(Available data)
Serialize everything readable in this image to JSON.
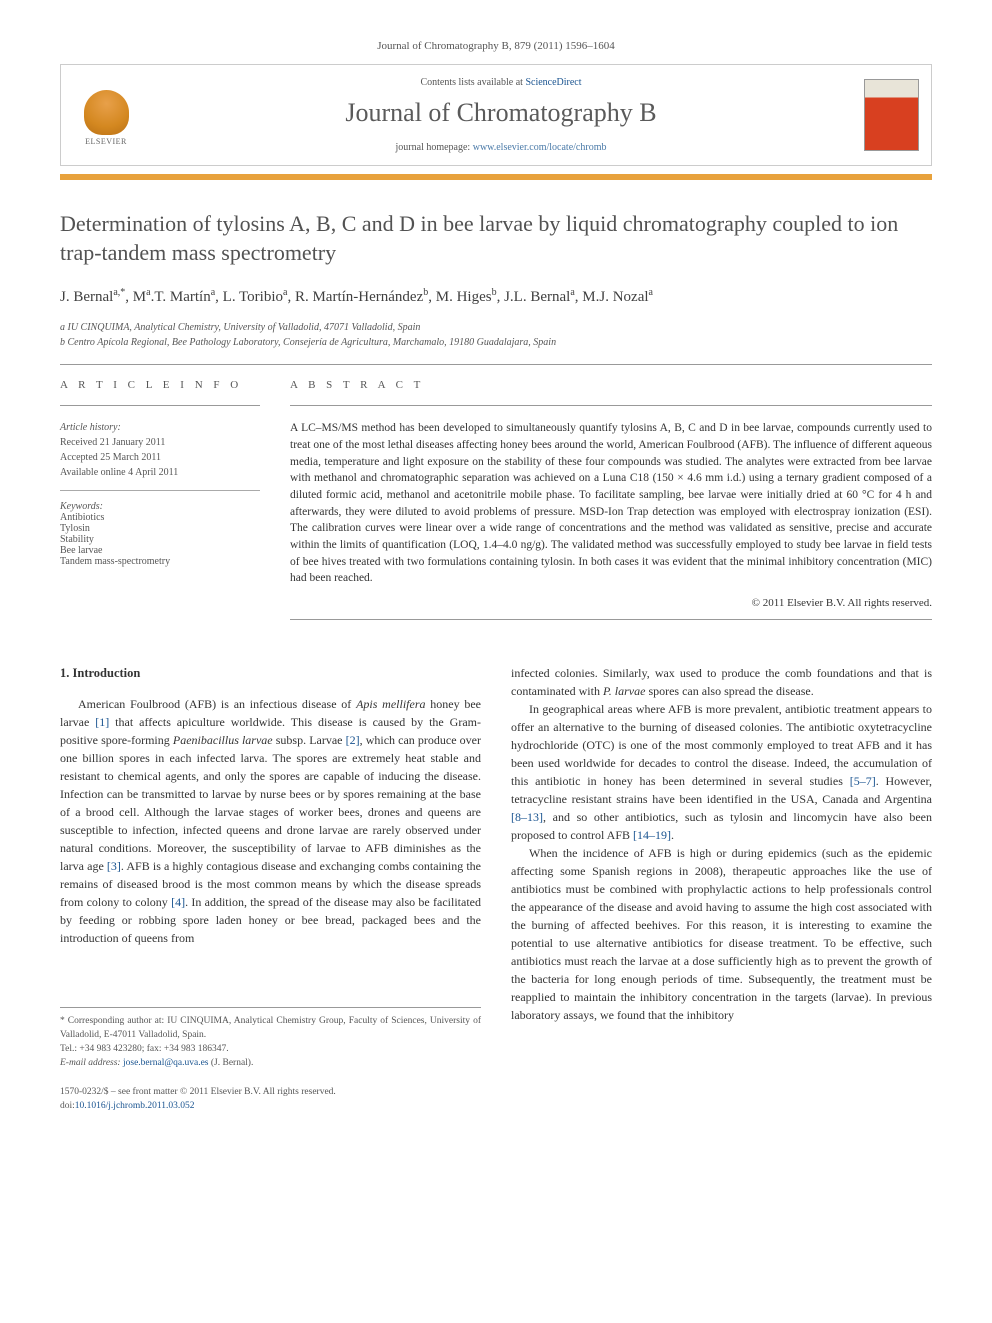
{
  "citation": "Journal of Chromatography B, 879 (2011) 1596–1604",
  "header": {
    "contents_prefix": "Contents lists available at ",
    "contents_link": "ScienceDirect",
    "journal_name": "Journal of Chromatography B",
    "homepage_prefix": "journal homepage: ",
    "homepage_url": "www.elsevier.com/locate/chromb",
    "publisher": "ELSEVIER"
  },
  "colors": {
    "orange_bar": "#e8a23c",
    "link": "#1a5490",
    "title": "#525252",
    "cover_red": "#d84020"
  },
  "title": "Determination of tylosins A, B, C and D in bee larvae by liquid chromatography coupled to ion trap-tandem mass spectrometry",
  "authors_html": "J. Bernal<sup>a,*</sup>, M<sup>a</sup>.T. Martín<sup>a</sup>, L. Toribio<sup>a</sup>, R. Martín-Hernández<sup>b</sup>, M. Higes<sup>b</sup>, J.L. Bernal<sup>a</sup>, M.J. Nozal<sup>a</sup>",
  "affiliations": [
    "a IU CINQUIMA, Analytical Chemistry, University of Valladolid, 47071 Valladolid, Spain",
    "b Centro Apícola Regional, Bee Pathology Laboratory, Consejería de Agricultura, Marchamalo, 19180 Guadalajara, Spain"
  ],
  "article_info": {
    "heading": "A R T I C L E   I N F O",
    "history_label": "Article history:",
    "history": [
      "Received 21 January 2011",
      "Accepted 25 March 2011",
      "Available online 4 April 2011"
    ],
    "keywords_label": "Keywords:",
    "keywords": [
      "Antibiotics",
      "Tylosin",
      "Stability",
      "Bee larvae",
      "Tandem mass-spectrometry"
    ]
  },
  "abstract": {
    "heading": "A B S T R A C T",
    "text": "A LC–MS/MS method has been developed to simultaneously quantify tylosins A, B, C and D in bee larvae, compounds currently used to treat one of the most lethal diseases affecting honey bees around the world, American Foulbrood (AFB). The influence of different aqueous media, temperature and light exposure on the stability of these four compounds was studied. The analytes were extracted from bee larvae with methanol and chromatographic separation was achieved on a Luna C18 (150 × 4.6 mm i.d.) using a ternary gradient composed of a diluted formic acid, methanol and acetonitrile mobile phase. To facilitate sampling, bee larvae were initially dried at 60 °C for 4 h and afterwards, they were diluted to avoid problems of pressure. MSD-Ion Trap detection was employed with electrospray ionization (ESI). The calibration curves were linear over a wide range of concentrations and the method was validated as sensitive, precise and accurate within the limits of quantification (LOQ, 1.4–4.0 ng/g). The validated method was successfully employed to study bee larvae in field tests of bee hives treated with two formulations containing tylosin. In both cases it was evident that the minimal inhibitory concentration (MIC) had been reached.",
    "copyright": "© 2011 Elsevier B.V. All rights reserved."
  },
  "introduction": {
    "heading": "1.  Introduction",
    "col1_p1": "American Foulbrood (AFB) is an infectious disease of Apis mellifera honey bee larvae [1] that affects apiculture worldwide. This disease is caused by the Gram-positive spore-forming Paenibacillus larvae subsp. Larvae [2], which can produce over one billion spores in each infected larva. The spores are extremely heat stable and resistant to chemical agents, and only the spores are capable of inducing the disease. Infection can be transmitted to larvae by nurse bees or by spores remaining at the base of a brood cell. Although the larvae stages of worker bees, drones and queens are susceptible to infection, infected queens and drone larvae are rarely observed under natural conditions. Moreover, the susceptibility of larvae to AFB diminishes as the larva age [3]. AFB is a highly contagious disease and exchanging combs containing the remains of diseased brood is the most common means by which the disease spreads from colony to colony [4]. In addition, the spread of the disease may also be facilitated by feeding or robbing spore laden honey or bee bread, packaged bees and the introduction of queens from",
    "col2_p1": "infected colonies. Similarly, wax used to produce the comb foundations and that is contaminated with P. larvae spores can also spread the disease.",
    "col2_p2": "In geographical areas where AFB is more prevalent, antibiotic treatment appears to offer an alternative to the burning of diseased colonies. The antibiotic oxytetracycline hydrochloride (OTC) is one of the most commonly employed to treat AFB and it has been used worldwide for decades to control the disease. Indeed, the accumulation of this antibiotic in honey has been determined in several studies [5–7]. However, tetracycline resistant strains have been identified in the USA, Canada and Argentina [8–13], and so other antibiotics, such as tylosin and lincomycin have also been proposed to control AFB [14–19].",
    "col2_p3": "When the incidence of AFB is high or during epidemics (such as the epidemic affecting some Spanish regions in 2008), therapeutic approaches like the use of antibiotics must be combined with prophylactic actions to help professionals control the appearance of the disease and avoid having to assume the high cost associated with the burning of affected beehives. For this reason, it is interesting to examine the potential to use alternative antibiotics for disease treatment. To be effective, such antibiotics must reach the larvae at a dose sufficiently high as to prevent the growth of the bacteria for long enough periods of time. Subsequently, the treatment must be reapplied to maintain the inhibitory concentration in the targets (larvae). In previous laboratory assays, we found that the inhibitory"
  },
  "footer": {
    "corresponding": "* Corresponding author at: IU CINQUIMA, Analytical Chemistry Group, Faculty of Sciences, University of Valladolid, E-47011 Valladolid, Spain.",
    "tel": "Tel.: +34 983 423280; fax: +34 983 186347.",
    "email_label": "E-mail address: ",
    "email": "jose.bernal@qa.uva.es",
    "email_suffix": " (J. Bernal).",
    "issn": "1570-0232/$ – see front matter © 2011 Elsevier B.V. All rights reserved.",
    "doi_label": "doi:",
    "doi": "10.1016/j.jchromb.2011.03.052"
  }
}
(End Available data)
Your assignment — Which lines in the data above hold the string "title"? Show each one.

Task answer —
    "title": "#525252",
  "title": "Determination of tylosins A, B, C and D in bee larvae by liquid chromatography coupled to ion trap-tandem mass spectrometry",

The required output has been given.